━━━━━ DATA LISTING ━━━━━

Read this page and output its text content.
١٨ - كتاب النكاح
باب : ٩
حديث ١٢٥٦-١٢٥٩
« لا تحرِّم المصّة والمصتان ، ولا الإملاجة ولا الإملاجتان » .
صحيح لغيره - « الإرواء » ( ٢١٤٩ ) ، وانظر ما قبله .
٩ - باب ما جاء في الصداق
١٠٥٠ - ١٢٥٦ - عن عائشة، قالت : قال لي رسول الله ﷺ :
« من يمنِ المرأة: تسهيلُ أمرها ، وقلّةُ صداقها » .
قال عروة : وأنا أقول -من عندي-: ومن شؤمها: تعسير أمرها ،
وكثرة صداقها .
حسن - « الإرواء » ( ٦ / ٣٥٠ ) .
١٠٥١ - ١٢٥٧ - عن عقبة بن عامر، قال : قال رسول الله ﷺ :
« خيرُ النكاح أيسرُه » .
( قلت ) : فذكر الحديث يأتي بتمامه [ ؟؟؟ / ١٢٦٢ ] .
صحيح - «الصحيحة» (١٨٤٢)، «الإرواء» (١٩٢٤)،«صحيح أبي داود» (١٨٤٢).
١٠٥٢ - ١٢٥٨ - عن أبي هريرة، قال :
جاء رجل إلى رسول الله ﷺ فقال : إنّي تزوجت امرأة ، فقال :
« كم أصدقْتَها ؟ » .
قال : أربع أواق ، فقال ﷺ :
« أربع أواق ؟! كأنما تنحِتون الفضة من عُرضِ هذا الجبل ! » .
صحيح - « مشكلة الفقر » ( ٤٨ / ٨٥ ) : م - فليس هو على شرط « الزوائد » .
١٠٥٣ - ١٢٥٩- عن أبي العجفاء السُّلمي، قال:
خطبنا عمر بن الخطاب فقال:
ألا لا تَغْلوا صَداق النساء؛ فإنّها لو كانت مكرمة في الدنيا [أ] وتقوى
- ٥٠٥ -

━━━━━

■ **GOAL**:
Of all the lines in the listing above, how many contain the word "الإرواء"? Answer with the number alone.

■ **TASK OUTPUT**:
3